Aim of the task → Search the records that follow and extract every line containing the string "joined".

Source data
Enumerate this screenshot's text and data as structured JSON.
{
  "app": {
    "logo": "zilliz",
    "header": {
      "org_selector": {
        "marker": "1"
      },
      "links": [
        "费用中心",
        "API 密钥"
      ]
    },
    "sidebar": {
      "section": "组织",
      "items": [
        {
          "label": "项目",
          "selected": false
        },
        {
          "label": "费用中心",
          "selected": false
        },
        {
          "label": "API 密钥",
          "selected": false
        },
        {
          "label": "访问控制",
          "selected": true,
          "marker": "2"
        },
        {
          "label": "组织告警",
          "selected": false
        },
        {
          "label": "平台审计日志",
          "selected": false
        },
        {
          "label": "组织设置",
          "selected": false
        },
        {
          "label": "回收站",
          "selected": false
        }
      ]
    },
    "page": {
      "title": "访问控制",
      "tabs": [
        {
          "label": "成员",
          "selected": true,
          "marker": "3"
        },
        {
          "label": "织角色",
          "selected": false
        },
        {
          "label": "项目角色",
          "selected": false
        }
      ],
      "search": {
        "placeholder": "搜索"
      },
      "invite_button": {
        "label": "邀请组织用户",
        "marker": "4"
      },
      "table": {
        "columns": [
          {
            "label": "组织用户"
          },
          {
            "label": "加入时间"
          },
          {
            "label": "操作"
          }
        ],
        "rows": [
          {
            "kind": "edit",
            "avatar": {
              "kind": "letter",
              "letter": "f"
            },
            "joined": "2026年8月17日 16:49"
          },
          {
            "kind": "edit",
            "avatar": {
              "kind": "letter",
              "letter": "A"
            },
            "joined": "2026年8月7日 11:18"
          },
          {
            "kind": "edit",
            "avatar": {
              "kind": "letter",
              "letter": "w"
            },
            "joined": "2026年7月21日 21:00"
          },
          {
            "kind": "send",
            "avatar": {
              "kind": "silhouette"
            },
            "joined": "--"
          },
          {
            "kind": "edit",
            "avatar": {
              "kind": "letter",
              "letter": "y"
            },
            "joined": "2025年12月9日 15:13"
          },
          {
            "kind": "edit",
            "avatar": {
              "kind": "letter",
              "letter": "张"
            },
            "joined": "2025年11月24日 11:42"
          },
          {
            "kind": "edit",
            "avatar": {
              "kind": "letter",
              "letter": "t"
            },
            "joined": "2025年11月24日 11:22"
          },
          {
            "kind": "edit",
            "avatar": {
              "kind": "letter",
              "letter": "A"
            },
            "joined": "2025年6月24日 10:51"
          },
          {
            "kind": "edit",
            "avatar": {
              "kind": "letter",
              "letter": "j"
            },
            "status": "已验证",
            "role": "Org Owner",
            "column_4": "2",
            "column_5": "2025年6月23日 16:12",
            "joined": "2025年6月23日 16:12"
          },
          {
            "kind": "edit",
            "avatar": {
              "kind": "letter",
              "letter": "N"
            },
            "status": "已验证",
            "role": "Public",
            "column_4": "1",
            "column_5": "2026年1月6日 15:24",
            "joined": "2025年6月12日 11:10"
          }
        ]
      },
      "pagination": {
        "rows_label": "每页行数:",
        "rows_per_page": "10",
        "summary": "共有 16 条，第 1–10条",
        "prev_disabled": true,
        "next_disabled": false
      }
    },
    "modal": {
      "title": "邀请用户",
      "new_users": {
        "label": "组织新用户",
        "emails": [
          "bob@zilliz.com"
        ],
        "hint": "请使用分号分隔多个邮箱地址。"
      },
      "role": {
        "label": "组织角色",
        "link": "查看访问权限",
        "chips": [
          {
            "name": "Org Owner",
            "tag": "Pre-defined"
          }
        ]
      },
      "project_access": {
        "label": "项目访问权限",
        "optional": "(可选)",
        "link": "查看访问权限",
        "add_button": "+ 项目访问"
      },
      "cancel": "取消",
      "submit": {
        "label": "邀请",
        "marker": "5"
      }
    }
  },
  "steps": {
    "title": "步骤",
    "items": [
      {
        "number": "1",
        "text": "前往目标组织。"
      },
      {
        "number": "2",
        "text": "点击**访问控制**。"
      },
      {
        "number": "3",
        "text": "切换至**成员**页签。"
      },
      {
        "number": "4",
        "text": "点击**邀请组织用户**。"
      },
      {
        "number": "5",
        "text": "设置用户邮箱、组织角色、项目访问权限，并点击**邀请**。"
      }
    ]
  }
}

Response to this task →
            "joined": "2026年8月17日 16:49"
            "joined": "2026年8月7日 11:18"
            "joined": "2026年7月21日 21:00"
            "joined": "--"
            "joined": "2025年12月9日 15:13"
            "joined": "2025年11月24日 11:42"
            "joined": "2025年11月24日 11:22"
            "joined": "2025年6月24日 10:51"
            "joined": "2025年6月23日 16:12"
            "joined": "2025年6月12日 11:10"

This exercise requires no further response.